Format the rows starting at the first one and ending at the line that contains "The lower die 26′ is at (648, 406)." as a Markdown table with the columns Number and Line. Give each line its own number, and leave out blank lines.

(Data records)

──────────

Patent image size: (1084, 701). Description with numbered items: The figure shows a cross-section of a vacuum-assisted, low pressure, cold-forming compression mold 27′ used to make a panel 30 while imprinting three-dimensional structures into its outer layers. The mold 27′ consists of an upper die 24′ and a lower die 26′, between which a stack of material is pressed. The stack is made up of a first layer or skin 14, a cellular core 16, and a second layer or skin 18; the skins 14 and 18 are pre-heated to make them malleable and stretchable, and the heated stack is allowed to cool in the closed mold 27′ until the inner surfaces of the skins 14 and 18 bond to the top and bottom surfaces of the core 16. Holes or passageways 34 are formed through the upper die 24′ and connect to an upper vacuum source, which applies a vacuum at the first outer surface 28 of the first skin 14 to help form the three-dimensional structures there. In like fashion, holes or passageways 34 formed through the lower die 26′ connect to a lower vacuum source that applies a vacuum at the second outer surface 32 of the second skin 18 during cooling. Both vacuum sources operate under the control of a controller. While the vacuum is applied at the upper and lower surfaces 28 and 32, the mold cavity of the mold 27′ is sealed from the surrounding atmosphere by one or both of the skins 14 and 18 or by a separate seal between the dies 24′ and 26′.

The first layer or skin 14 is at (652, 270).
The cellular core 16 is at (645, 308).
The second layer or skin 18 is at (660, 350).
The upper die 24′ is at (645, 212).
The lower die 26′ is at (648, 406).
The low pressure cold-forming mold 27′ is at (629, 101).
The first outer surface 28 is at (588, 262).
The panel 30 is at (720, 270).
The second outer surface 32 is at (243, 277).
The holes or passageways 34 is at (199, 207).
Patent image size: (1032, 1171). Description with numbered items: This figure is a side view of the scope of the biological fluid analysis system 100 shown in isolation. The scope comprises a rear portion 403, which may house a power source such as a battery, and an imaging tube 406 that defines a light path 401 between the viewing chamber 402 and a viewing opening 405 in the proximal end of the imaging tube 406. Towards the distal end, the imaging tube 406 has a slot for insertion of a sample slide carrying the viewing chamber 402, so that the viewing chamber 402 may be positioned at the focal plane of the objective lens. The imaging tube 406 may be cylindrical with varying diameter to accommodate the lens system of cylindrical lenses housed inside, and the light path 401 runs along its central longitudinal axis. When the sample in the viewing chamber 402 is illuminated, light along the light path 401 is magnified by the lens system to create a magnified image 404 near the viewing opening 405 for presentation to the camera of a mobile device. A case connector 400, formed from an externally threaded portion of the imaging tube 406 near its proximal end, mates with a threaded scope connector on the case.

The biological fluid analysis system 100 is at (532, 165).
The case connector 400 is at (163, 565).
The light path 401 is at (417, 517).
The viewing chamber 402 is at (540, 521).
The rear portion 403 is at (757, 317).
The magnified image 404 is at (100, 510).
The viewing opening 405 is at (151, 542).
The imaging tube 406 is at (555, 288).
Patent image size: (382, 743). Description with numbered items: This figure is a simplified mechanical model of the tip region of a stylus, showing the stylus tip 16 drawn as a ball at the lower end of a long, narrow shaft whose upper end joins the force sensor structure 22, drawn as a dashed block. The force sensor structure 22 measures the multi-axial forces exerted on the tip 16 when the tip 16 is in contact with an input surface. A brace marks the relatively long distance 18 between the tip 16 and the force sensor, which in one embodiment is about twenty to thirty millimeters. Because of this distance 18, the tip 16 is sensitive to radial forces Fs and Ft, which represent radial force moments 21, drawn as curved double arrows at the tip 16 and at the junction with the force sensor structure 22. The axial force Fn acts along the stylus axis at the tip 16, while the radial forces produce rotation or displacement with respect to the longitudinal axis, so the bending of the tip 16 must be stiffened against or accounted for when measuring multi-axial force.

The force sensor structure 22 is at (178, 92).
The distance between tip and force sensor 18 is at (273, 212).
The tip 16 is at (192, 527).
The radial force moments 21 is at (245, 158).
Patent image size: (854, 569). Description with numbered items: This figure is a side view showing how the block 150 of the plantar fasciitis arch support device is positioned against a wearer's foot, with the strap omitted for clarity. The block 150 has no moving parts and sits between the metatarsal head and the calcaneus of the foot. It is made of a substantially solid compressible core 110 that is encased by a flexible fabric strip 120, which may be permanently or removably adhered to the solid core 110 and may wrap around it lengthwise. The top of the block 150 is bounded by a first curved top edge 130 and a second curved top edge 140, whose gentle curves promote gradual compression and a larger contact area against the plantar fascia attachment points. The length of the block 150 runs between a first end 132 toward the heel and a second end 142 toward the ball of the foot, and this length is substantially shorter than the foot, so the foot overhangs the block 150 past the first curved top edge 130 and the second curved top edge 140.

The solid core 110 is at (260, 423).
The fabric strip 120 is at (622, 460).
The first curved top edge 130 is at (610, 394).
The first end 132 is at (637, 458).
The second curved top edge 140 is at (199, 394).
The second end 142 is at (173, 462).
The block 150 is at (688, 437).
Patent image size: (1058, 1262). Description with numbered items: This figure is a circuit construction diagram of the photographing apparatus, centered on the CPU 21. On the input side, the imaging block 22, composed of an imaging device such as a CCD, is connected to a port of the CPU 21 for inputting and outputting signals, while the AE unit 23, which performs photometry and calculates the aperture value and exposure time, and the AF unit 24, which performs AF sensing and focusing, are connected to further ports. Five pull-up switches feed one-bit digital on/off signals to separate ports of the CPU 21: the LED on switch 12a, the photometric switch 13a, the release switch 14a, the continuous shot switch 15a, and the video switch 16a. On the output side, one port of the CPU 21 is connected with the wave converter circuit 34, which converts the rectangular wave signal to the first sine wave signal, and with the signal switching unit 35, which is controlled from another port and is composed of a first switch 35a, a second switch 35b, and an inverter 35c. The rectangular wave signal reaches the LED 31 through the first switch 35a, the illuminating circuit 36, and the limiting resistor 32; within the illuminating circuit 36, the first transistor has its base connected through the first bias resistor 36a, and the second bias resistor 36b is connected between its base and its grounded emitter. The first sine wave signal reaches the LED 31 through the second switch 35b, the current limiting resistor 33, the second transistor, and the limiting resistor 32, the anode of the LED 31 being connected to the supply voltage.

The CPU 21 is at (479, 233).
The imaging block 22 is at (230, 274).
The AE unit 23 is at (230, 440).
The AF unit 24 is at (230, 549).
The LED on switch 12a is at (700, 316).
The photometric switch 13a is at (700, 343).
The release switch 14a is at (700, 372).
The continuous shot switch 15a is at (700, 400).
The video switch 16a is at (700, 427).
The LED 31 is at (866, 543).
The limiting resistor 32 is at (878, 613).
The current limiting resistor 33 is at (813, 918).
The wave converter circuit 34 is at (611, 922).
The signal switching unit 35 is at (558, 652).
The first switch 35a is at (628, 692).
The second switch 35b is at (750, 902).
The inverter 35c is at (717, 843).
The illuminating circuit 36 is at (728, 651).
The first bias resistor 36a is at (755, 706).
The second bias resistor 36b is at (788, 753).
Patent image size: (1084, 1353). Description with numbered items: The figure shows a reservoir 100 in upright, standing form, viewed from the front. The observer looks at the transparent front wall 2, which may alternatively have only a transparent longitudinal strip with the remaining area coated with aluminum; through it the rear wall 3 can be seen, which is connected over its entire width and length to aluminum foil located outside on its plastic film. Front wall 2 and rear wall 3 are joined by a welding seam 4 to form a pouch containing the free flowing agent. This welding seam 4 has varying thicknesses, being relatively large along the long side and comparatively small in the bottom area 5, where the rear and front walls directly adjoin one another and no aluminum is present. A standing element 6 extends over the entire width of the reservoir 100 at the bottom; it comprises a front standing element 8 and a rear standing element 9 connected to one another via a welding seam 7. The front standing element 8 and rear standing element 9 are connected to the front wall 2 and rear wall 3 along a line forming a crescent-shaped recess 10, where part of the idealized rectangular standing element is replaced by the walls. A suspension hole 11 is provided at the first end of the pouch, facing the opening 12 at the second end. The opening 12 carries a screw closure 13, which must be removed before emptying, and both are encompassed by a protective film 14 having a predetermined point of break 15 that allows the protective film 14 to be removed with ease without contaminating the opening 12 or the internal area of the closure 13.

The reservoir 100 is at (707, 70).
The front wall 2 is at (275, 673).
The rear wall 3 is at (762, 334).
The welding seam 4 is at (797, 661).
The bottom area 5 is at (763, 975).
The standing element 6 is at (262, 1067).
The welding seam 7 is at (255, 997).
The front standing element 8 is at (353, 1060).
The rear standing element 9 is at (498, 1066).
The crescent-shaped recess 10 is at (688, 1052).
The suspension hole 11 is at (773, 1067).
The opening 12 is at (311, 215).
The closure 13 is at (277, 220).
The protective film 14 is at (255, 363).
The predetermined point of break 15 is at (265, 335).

──────────

● **ANSWER FOR THE TASK**
| Number | Line |
|---|---|
| 1 | Patent image size: (1084, 701). Description with numbered items: The figure shows a cross-section of a vacuum-assisted, low pressure, cold-forming compression mold 27′ used to make a panel 30 while imprinting three-dimensional structures into its outer layers. The mold 27′ consists of an upper die 24′ and a lower die 26′, between which a stack of material is pressed. The stack is made up of a first layer or skin 14, a cellular core 16, and a second layer or skin 18; the skins 14 and 18 are pre-heated to make them malleable and stretchable, and the heated stack is allowed to cool in the closed mold 27′ until the inner surfaces of the skins 14 and 18 bond to the top and bottom surfaces of the core 16. Holes or passageways 34 are formed through the upper die 24′ and connect to an upper vacuum source, which applies a vacuum at the first outer surface 28 of the first skin 14 to help form the three-dimensional structures there. In like fashion, holes or passageways 34 formed through the lower die 26′ connect to a lower vacuum source that applies a vacuum at the second outer surface 32 of the second skin 18 during cooling. Both vacuum sources operate under the control of a controller. While the vacuum is applied at the upper and lower surfaces 28 and 32, the mold cavity of the mold 27′ is sealed from the surrounding atmosphere by one or both of the skins 14 and 18 or by a separate seal between the dies 24′ and 26′. |
| 2 | The first layer or skin 14 is at (652, 270). |
| 3 | The cellular core 16 is at (645, 308). |
| 4 | The second layer or skin 18 is at (660, 350). |
| 5 | The upper die 24′ is at (645, 212). |
| 6 | The lower die 26′ is at (648, 406). |